Istruzioni di lavoro — Prosegui il testo sulla riapertura della Biblioteca di Sarajevo e sulla manifestazione pacifista «Mir Sada», partendo subito dopo la sua ultima frase.

Riapre dopo vent’anni di lavori la Biblioteca di Sarajevo. E un passato di orrori di guerra e speranze di pace riaffiora dal ricordo della avventurosa manifestazione pacifista “Mir Sada”, una iniziativa che porta circa 2.000 persone, fra cui chi scrive, ad inoltrarsi nella Bosnia del 1993.
Anno 1993. In Italia le notizie sui crimini di massa e le epurazioni etniche al di là dell’Adriatico scivolano in quarta pagina sui giornali italiani alle prese con lo sgretolarsi della prima repubblica sotto le inchieste di Tangentopoli. Ma in quella calda estate un gruppo internazionale di pacifisti si muove autonomamente per arrivare simbolicamente a Sarajevo.
Il mio ricordo è supportato da questo documento filmato ritrovato in rete.

Dati di origine
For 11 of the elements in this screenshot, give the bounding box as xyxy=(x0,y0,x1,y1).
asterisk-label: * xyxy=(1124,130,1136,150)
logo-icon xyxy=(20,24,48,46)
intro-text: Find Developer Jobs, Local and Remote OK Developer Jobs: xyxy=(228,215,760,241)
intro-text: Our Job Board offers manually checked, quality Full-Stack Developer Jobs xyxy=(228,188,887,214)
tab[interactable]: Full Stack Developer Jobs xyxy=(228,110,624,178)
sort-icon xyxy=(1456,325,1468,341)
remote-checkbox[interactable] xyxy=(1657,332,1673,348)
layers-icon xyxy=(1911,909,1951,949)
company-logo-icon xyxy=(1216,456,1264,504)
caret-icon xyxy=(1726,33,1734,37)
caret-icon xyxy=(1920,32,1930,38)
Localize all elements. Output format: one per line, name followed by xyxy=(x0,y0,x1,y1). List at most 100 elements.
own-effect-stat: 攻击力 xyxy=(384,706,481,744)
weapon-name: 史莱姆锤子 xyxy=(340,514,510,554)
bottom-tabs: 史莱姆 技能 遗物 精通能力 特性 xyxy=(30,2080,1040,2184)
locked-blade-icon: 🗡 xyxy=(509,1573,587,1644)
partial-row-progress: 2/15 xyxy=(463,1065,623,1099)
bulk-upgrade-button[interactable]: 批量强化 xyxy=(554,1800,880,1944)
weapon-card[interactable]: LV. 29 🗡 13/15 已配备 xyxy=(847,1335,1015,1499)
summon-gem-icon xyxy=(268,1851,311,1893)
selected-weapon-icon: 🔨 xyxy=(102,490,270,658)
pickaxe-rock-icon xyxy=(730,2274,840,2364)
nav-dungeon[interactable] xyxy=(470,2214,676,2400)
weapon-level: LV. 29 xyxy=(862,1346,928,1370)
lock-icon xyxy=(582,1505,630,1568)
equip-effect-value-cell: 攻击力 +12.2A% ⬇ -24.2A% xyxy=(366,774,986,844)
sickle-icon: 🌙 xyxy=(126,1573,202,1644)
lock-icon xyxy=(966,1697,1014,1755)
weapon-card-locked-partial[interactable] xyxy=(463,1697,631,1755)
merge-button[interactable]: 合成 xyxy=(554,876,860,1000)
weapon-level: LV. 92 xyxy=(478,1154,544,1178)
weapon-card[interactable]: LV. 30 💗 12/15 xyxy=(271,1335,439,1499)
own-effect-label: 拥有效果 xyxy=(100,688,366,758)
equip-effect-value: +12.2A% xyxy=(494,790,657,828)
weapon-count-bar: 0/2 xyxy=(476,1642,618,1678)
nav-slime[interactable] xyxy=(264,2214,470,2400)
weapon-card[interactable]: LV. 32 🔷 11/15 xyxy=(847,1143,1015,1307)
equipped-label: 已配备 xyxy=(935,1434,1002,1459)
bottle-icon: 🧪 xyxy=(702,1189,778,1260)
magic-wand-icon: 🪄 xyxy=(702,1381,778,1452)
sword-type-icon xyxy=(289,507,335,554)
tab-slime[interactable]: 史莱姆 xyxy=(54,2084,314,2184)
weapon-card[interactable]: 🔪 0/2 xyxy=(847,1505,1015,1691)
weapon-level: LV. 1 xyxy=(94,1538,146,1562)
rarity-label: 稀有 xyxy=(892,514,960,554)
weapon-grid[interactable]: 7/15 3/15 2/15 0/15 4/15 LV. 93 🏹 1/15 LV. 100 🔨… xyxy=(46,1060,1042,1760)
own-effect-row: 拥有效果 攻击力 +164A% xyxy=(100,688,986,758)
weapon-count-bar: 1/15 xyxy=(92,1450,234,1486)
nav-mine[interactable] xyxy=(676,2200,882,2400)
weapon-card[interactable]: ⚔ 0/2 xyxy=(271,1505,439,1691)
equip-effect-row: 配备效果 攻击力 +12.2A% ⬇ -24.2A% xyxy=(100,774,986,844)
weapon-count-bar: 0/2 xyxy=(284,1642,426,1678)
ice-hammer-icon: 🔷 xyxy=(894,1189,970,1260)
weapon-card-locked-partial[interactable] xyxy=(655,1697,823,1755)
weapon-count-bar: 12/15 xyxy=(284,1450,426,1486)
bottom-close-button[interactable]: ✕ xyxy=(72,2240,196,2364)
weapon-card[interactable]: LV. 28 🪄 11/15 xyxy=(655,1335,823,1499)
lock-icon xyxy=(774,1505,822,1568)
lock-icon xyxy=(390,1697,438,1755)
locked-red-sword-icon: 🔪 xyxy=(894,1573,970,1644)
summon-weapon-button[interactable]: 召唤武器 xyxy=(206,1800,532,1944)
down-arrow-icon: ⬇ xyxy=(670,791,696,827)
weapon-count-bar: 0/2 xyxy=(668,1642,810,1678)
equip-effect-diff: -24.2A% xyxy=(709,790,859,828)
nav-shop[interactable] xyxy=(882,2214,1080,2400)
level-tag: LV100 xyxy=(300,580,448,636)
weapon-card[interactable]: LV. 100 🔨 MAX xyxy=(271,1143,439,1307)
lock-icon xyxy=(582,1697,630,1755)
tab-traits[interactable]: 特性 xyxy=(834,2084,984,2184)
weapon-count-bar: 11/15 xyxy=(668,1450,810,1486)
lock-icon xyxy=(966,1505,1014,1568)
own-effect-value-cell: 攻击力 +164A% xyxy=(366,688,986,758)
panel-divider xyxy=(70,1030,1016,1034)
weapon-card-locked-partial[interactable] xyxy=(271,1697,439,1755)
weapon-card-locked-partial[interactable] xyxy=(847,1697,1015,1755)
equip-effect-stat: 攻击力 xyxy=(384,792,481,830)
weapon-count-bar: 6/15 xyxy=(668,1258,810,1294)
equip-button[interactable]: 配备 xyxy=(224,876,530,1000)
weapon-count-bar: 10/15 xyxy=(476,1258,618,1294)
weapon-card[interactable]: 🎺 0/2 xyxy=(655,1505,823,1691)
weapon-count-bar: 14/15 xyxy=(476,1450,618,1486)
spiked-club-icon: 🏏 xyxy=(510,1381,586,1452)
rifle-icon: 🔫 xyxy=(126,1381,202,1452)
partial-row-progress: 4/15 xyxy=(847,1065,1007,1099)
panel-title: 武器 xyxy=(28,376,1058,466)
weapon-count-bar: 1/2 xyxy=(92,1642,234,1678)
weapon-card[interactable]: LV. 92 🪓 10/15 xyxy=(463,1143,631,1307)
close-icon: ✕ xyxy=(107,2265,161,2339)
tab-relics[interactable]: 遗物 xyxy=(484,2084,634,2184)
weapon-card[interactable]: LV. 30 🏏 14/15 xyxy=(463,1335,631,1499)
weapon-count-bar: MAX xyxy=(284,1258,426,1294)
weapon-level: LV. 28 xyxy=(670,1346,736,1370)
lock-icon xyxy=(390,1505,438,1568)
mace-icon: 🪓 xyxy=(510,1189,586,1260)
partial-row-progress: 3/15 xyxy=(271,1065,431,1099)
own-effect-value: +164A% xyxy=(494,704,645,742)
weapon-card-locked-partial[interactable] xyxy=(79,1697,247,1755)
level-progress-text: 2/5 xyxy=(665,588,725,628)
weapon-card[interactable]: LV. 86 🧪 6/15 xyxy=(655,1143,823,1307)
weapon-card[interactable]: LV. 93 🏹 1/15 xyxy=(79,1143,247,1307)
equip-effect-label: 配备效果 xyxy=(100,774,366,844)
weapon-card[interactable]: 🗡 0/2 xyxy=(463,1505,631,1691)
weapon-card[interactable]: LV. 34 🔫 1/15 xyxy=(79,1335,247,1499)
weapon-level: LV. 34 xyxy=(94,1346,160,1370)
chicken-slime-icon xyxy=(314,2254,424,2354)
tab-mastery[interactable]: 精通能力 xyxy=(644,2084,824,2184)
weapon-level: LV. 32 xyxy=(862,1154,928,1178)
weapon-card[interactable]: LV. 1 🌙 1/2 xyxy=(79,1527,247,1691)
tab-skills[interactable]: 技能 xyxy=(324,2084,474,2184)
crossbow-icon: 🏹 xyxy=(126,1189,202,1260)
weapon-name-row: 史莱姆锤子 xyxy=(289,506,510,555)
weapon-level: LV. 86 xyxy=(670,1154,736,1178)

Risultato del compito —
Si chiama “Mir Sada”, Pace Subito. Un appello, un grido di fronte a un mondo troppo impegnato in qualcos’altro per fermare lo scempio in atto nella ex-Jugoslavia. La organizzano i padovani “Beati Costruttori di Pace” e l’associazione umanitaria francese “Equilibre” che assume il coordinamento logistico e dell’assistenza medica. L’iniziativa ottiene in pochi mesi l’adesione di pacifisti di mezza Europa, ma anche statunitensi, canadesi, uruguaiani, messicani, giapponesi e tantissimi italiani in rappresentanza di realtà della società civile come Acli, Associazioni per la pace, Arci, Gruppo Abele, Pax Christi e molte altre.
L’appuntamento è in un grande hangar del porto di Ancona, il 2 agosto 1993. Temperature record e 1200 pacifisti pronti a sbarcare a Spalato e ad affrontare subito le prime difficoltà: per l’intensificarsi degli scontri tra croati e musulmani lungo la strada per Sarajevo le autorità croate rifiutano i dodici pullman a suo tempo promessi e le trattative si protraggono per due giorni.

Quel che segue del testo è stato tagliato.